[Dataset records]
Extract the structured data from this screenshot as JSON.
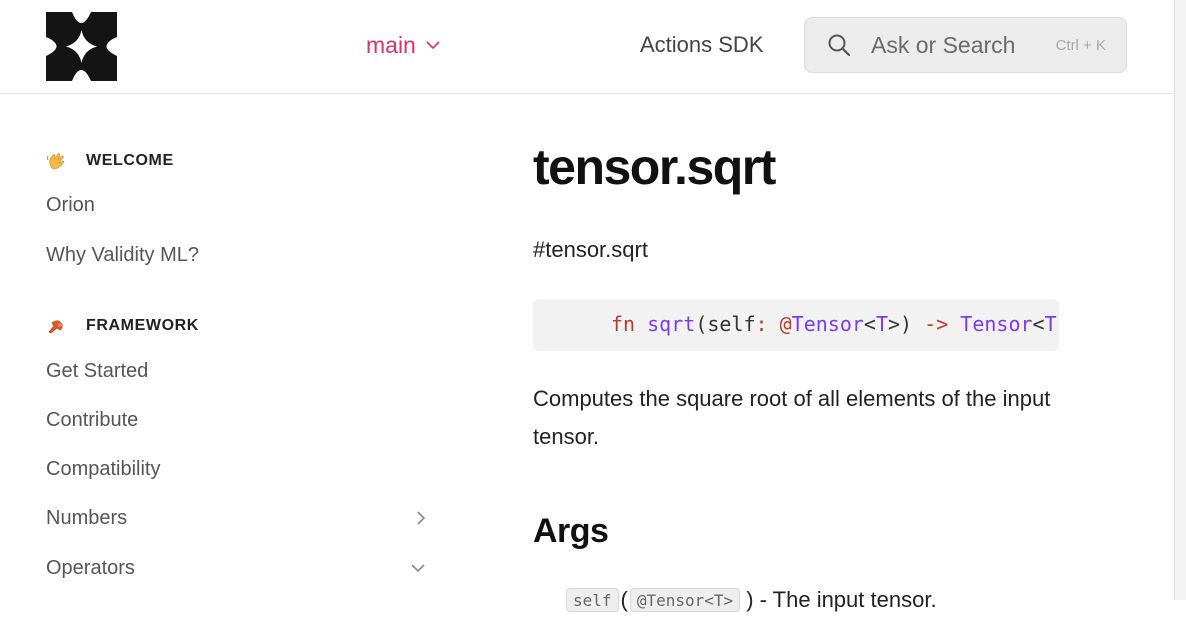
{
  "header": {
    "version_label": "main",
    "nav_link": "Actions SDK",
    "search_placeholder": "Ask or Search",
    "search_shortcut": "Ctrl + K"
  },
  "sidebar": {
    "sections": [
      {
        "title": "WELCOME",
        "icon": "waving-hand-icon",
        "items": [
          {
            "label": "Orion"
          },
          {
            "label": "Why Validity ML?"
          }
        ]
      },
      {
        "title": "FRAMEWORK",
        "icon": "pushpin-icon",
        "items": [
          {
            "label": "Get Started"
          },
          {
            "label": "Contribute"
          },
          {
            "label": "Compatibility"
          },
          {
            "label": "Numbers",
            "chevron": "chevron-right-icon"
          },
          {
            "label": "Operators",
            "chevron": "chevron-down-icon"
          }
        ]
      }
    ]
  },
  "content": {
    "title": "tensor.sqrt",
    "anchor": "#tensor.sqrt",
    "code": {
      "kw": "fn",
      "name": "sqrt",
      "open": "(self",
      "colon": ":",
      "at_type": "@Tensor",
      "lt": "<",
      "tparam": "T",
      "gt_close": ">)",
      "arrow": "->",
      "ret_type": "Tensor",
      "lt2": "<",
      "tparam2": "T"
    },
    "description": "Computes the square root of all elements of the input tensor.",
    "args_heading": "Args",
    "arg_chip_1": "self",
    "arg_sep": "(",
    "arg_chip_2": "@Tensor<T>",
    "arg_text": ") - The input tensor."
  },
  "colors": {
    "accent": "#d6336c",
    "keyword": "#c0392b",
    "type": "#7c3aed"
  }
}
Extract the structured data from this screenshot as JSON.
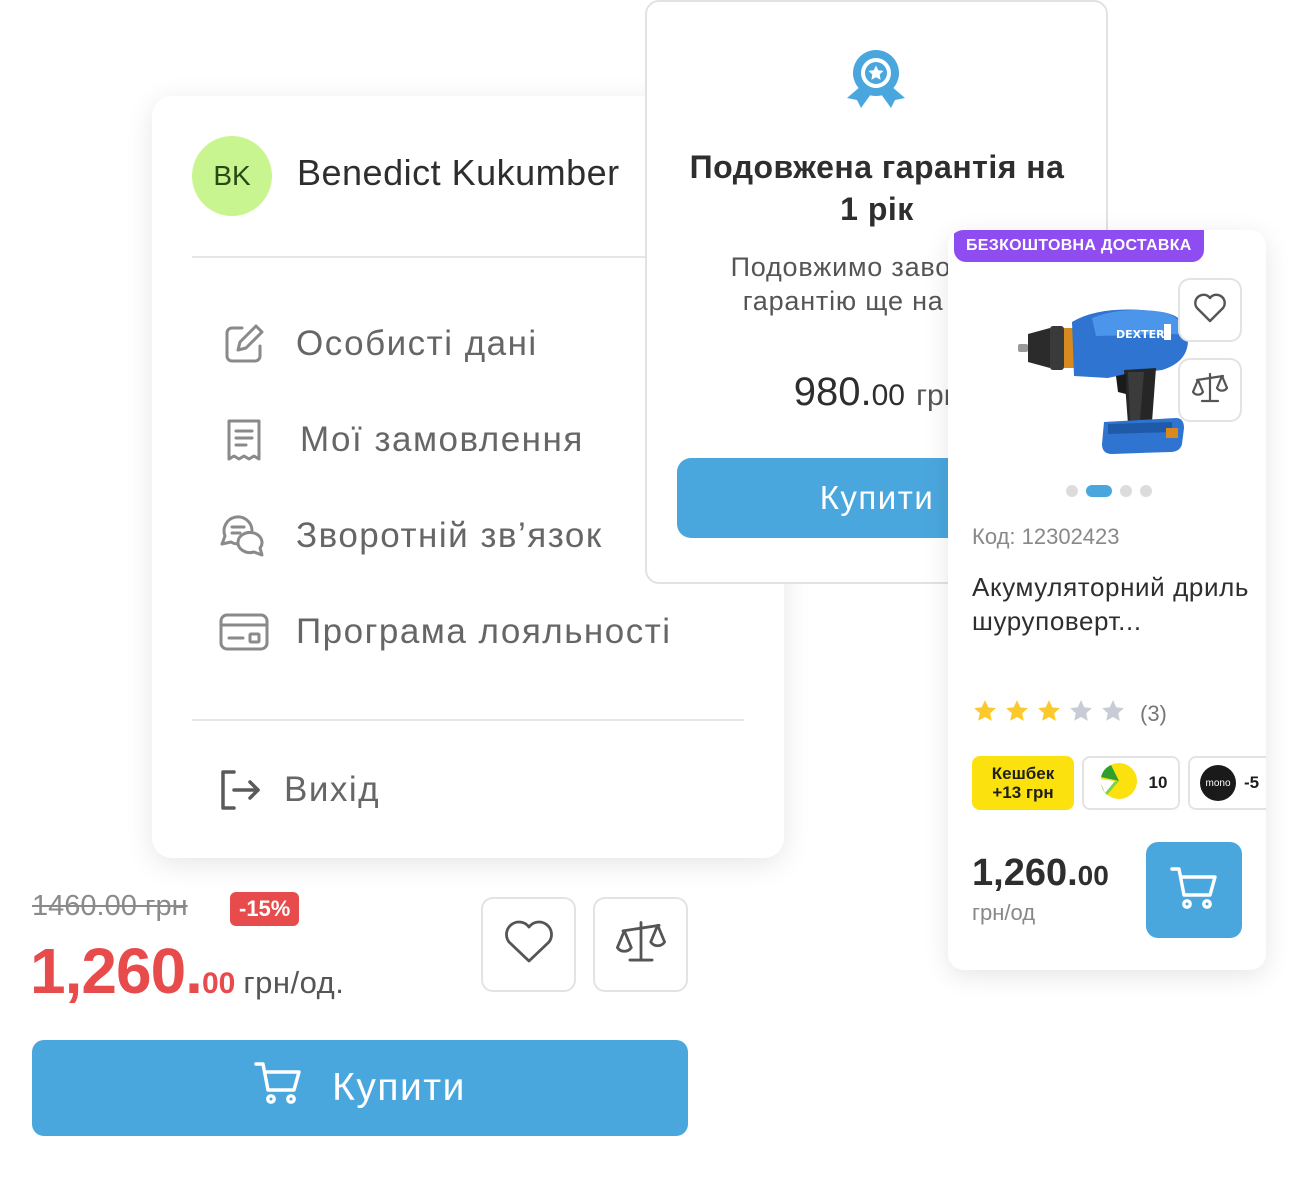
{
  "account": {
    "avatar_initials": "BK",
    "user_name": "Benedict Kukumber",
    "menu": [
      {
        "label": "Особисті дані",
        "icon": "edit-icon"
      },
      {
        "label": "Мої замовлення",
        "icon": "receipt-icon"
      },
      {
        "label": "Зворотній зв’язок",
        "icon": "chat-icon"
      },
      {
        "label": "Програма лояльності",
        "icon": "card-icon"
      }
    ],
    "logout_label": "Вихід",
    "avatar_color": "#c8f590"
  },
  "warranty": {
    "title": "Подовжена гарантія на 1 рік",
    "description": "Подовжимо заводську гарантію ще на 1 рік",
    "price_int": "980.",
    "price_cents": "00",
    "currency": "грн",
    "buy_label": "Купити"
  },
  "product": {
    "badge": "БЕЗКОШТОВНА ДОСТАВКА",
    "code": "Код: 12302423",
    "title": "Акумуляторний дриль шуруповерт...",
    "rating": 3,
    "rating_max": 5,
    "rating_count": "(3)",
    "cashback_line1": "Кешбек",
    "cashback_line2": "+13 грн",
    "installments": "10",
    "mono_logo": "mono",
    "mono_value": "-5",
    "price_int": "1,260.",
    "price_cents": "00",
    "unit": "грн/од",
    "image_dots": 4,
    "active_dot": 1,
    "badge_color": "#8f4cf0"
  },
  "offer": {
    "old_price": "1460.00 грн",
    "discount": "-15%",
    "price_int": "1,260.",
    "price_cents": "00",
    "unit": "грн/од.",
    "buy_label": "Купити"
  },
  "colors": {
    "accent": "#4aa7de",
    "sale": "#e84b4b",
    "star": "#fbc92c"
  }
}
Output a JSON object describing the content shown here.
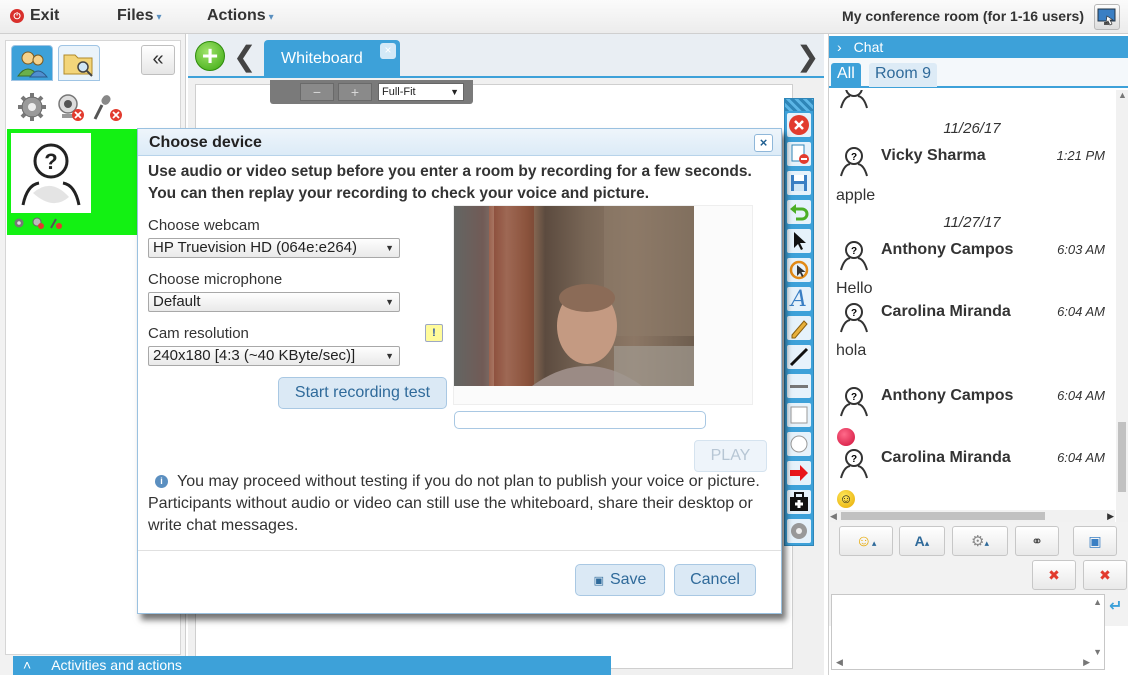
{
  "topbar": {
    "exit_label": "Exit",
    "files_label": "Files",
    "actions_label": "Actions",
    "room_title": "My conference room (for 1-16 users)"
  },
  "left": {
    "icons": [
      "users-icon",
      "files-icon",
      "settings-icon",
      "webcam-off-icon",
      "mic-off-icon"
    ],
    "collapse_symbol": "«",
    "user_card_color": "#13f113"
  },
  "whiteboard": {
    "add_symbol": "+",
    "prev_symbol": "❮",
    "next_symbol": "❯",
    "tab_label": "Whiteboard",
    "tab_close": "×",
    "zoom_out": "−",
    "zoom_in": "+",
    "zoom_mode": "Full-Fit",
    "accent": "#3da1d9"
  },
  "dialog": {
    "title": "Choose device",
    "close": "×",
    "intro": "Use audio or video setup before you enter a room by recording for a few seconds. You can then replay your recording to check your voice and picture.",
    "webcam_label": "Choose webcam",
    "webcam_value": "HP Truevision HD (064e:e264)",
    "mic_label": "Choose microphone",
    "mic_value": "Default",
    "res_label": "Cam resolution",
    "res_value": "240x180 [4:3 (~40 KByte/sec)]",
    "warn_symbol": "!",
    "record_btn": "Start recording test",
    "play_btn": "PLAY",
    "info_text": "You may proceed without testing if you do not plan to publish your voice or picture. Participants without audio or video can still use the whiteboard, share their desktop or write chat messages.",
    "save_btn": "Save",
    "cancel_btn": "Cancel"
  },
  "activities": {
    "label": "Activities and actions",
    "caret": "˄"
  },
  "chat": {
    "header": "Chat",
    "header_caret": "›",
    "tabs": [
      "All",
      "Room 9"
    ],
    "cut_name": "",
    "dates": [
      "11/26/17",
      "11/27/17"
    ],
    "messages": [
      {
        "name": "Vicky Sharma",
        "time": "1:21 PM",
        "text": "apple"
      },
      {
        "name": "Anthony Campos",
        "time": "6:03 AM",
        "text": "Hello"
      },
      {
        "name": "Carolina Miranda",
        "time": "6:04 AM",
        "text": "hola"
      },
      {
        "name": "Anthony Campos",
        "time": "6:04 AM",
        "text": ""
      },
      {
        "name": "Carolina Miranda",
        "time": "6:04 AM",
        "text": ""
      }
    ],
    "emoji_symbols": [
      "☺",
      "☺"
    ],
    "toolbar": {
      "font_label": "A",
      "caret": "▴",
      "send_symbol": "↵"
    }
  }
}
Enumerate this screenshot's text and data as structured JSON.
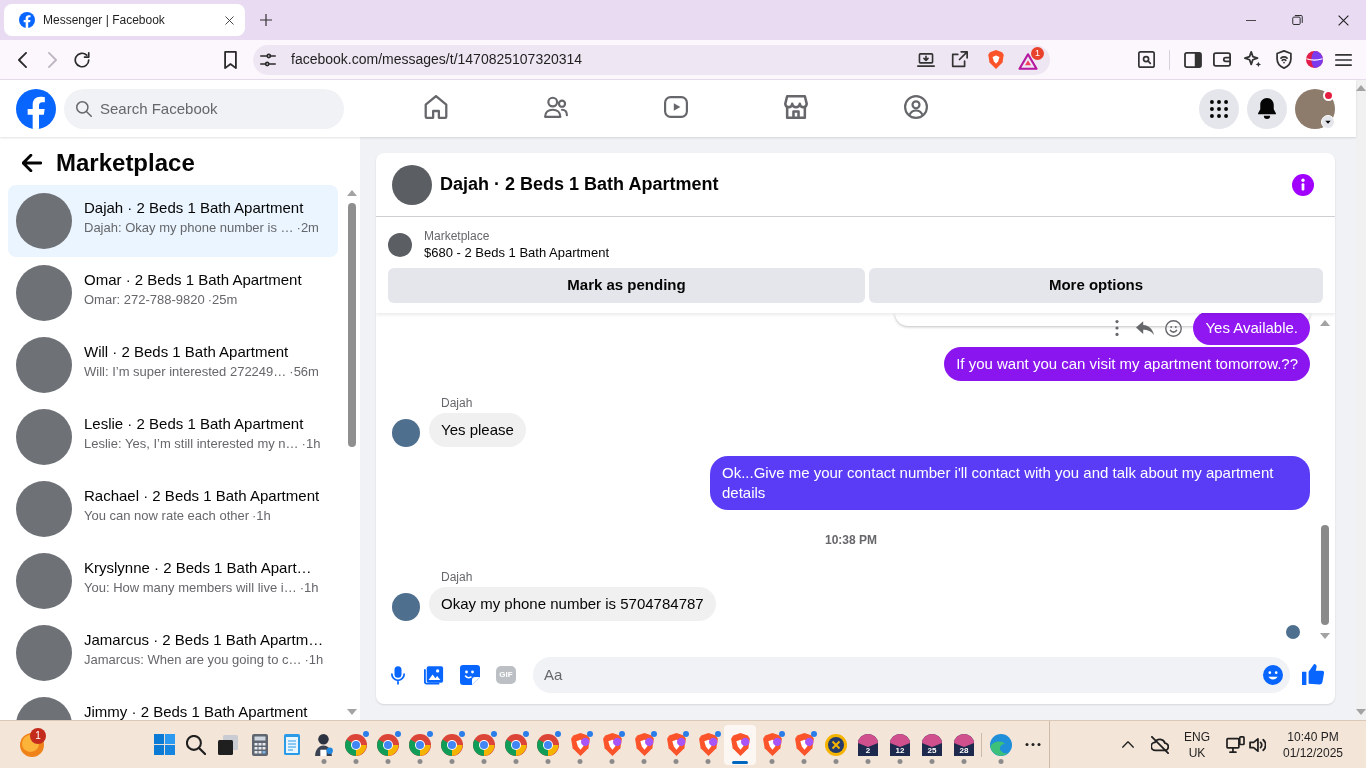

WHAT THE EXERCISE ASKS — Keep the pictures out and write out the records exactly.

THE OUTPUT —
Extract the structured data from this screenshot as JSON.
{
  "header": {
    "version_label": "main",
    "nav_link": "Actions SDK",
    "search_placeholder": "Ask or Search",
    "search_shortcut": "Ctrl + K"
  },
  "sidebar": {
    "sections": [
      {
        "title": "WELCOME",
        "icon": "waving-hand-icon",
        "items": [
          {
            "label": "Orion"
          },
          {
            "label": "Why Validity ML?"
          }
        ]
      },
      {
        "title": "FRAMEWORK",
        "icon": "pushpin-icon",
        "items": [
          {
            "label": "Get Started"
          },
          {
            "label": "Contribute"
          },
          {
            "label": "Compatibility"
          },
          {
            "label": "Numbers",
            "chevron": "chevron-right-icon"
          },
          {
            "label": "Operators",
            "chevron": "chevron-down-icon"
          }
        ]
      }
    ]
  },
  "content": {
    "title": "tensor.sqrt",
    "anchor": "#tensor.sqrt",
    "code": {
      "kw": "fn",
      "name": "sqrt",
      "open": "(self",
      "colon": ":",
      "at_type": "@Tensor",
      "lt": "<",
      "tparam": "T",
      "gt_close": ">)",
      "arrow": "->",
      "ret_type": "Tensor",
      "lt2": "<",
      "tparam2": "T"
    },
    "description": "Computes the square root of all elements of the input tensor.",
    "args_heading": "Args",
    "arg_chip_1": "self",
    "arg_sep": "(",
    "arg_chip_2": "@Tensor<T>",
    "arg_text": ") - The input tensor."
  },
  "colors": {
    "accent": "#d6336c",
    "keyword": "#c0392b",
    "type": "#7c3aed"
  }
}
Extract the structured data from this screenshot as JSON.
{
  "account": {
    "avatar_initials": "BK",
    "user_name": "Benedict Kukumber",
    "menu": [
      {
        "label": "Особисті дані",
        "icon": "edit-icon"
      },
      {
        "label": "Мої замовлення",
        "icon": "receipt-icon"
      },
      {
        "label": "Зворотній зв’язок",
        "icon": "chat-icon"
      },
      {
        "label": "Програма лояльності",
        "icon": "card-icon"
      }
    ],
    "logout_label": "Вихід",
    "avatar_color": "#c8f590"
  },
  "warranty": {
    "title": "Подовжена гарантія на 1 рік",
    "description": "Подовжимо заводську гарантію ще на 1 рік",
    "price_int": "980.",
    "price_cents": "00",
    "currency": "грн",
    "buy_label": "Купити"
  },
  "product": {
    "badge": "БЕЗКОШТОВНА ДОСТАВКА",
    "code": "Код: 12302423",
    "title": "Акумуляторний дриль шуруповерт...",
    "rating": 3,
    "rating_max": 5,
    "rating_count": "(3)",
    "cashback_line1": "Кешбек",
    "cashback_line2": "+13 грн",
    "installments": "10",
    "mono_logo": "mono",
    "mono_value": "-5",
    "price_int": "1,260.",
    "price_cents": "00",
    "unit": "грн/од",
    "image_dots": 4,
    "active_dot": 1,
    "badge_color": "#8f4cf0"
  },
  "offer": {
    "old_price": "1460.00 грн",
    "discount": "-15%",
    "price_int": "1,260.",
    "price_cents": "00",
    "unit": "грн/од.",
    "buy_label": "Купити"
  },
  "colors": {
    "accent": "#4aa7de",
    "sale": "#e84b4b",
    "star": "#fbc92c"
  }
}
Output a JSON object describing the content shown here.
{
  "topbar": {
    "exit_label": "Exit",
    "files_label": "Files",
    "actions_label": "Actions",
    "room_title": "My conference room (for 1-16 users)"
  },
  "left": {
    "icons": [
      "users-icon",
      "files-icon",
      "settings-icon",
      "webcam-off-icon",
      "mic-off-icon"
    ],
    "collapse_symbol": "«",
    "user_card_color": "#13f113"
  },
  "whiteboard": {
    "add_symbol": "+",
    "prev_symbol": "❮",
    "next_symbol": "❯",
    "tab_label": "Whiteboard",
    "tab_close": "×",
    "zoom_out": "−",
    "zoom_in": "+",
    "zoom_mode": "Full-Fit",
    "accent": "#3da1d9"
  },
  "dialog": {
    "title": "Choose device",
    "close": "×",
    "intro": "Use audio or video setup before you enter a room by recording for a few seconds. You can then replay your recording to check your voice and picture.",
    "webcam_label": "Choose webcam",
    "webcam_value": "HP Truevision HD (064e:e264)",
    "mic_label": "Choose microphone",
    "mic_value": "Default",
    "res_label": "Cam resolution",
    "res_value": "240x180 [4:3 (~40 KByte/sec)]",
    "warn_symbol": "!",
    "record_btn": "Start recording test",
    "play_btn": "PLAY",
    "info_text": "You may proceed without testing if you do not plan to publish your voice or picture. Participants without audio or video can still use the whiteboard, share their desktop or write chat messages.",
    "save_btn": "Save",
    "cancel_btn": "Cancel"
  },
  "activities": {
    "label": "Activities and actions",
    "caret": "˄"
  },
  "chat": {
    "header": "Chat",
    "header_caret": "›",
    "tabs": [
      "All",
      "Room 9"
    ],
    "cut_name": "",
    "dates": [
      "11/26/17",
      "11/27/17"
    ],
    "messages": [
      {
        "name": "Vicky Sharma",
        "time": "1:21 PM",
        "text": "apple"
      },
      {
        "name": "Anthony Campos",
        "time": "6:03 AM",
        "text": "Hello"
      },
      {
        "name": "Carolina Miranda",
        "time": "6:04 AM",
        "text": "hola"
      },
      {
        "name": "Anthony Campos",
        "time": "6:04 AM",
        "text": ""
      },
      {
        "name": "Carolina Miranda",
        "time": "6:04 AM",
        "text": ""
      }
    ],
    "emoji_symbols": [
      "☺",
      "☺"
    ],
    "toolbar": {
      "font_label": "A",
      "caret": "▴",
      "send_symbol": "↵"
    }
  }
}
Enumerate this screenshot's text and data as structured JSON.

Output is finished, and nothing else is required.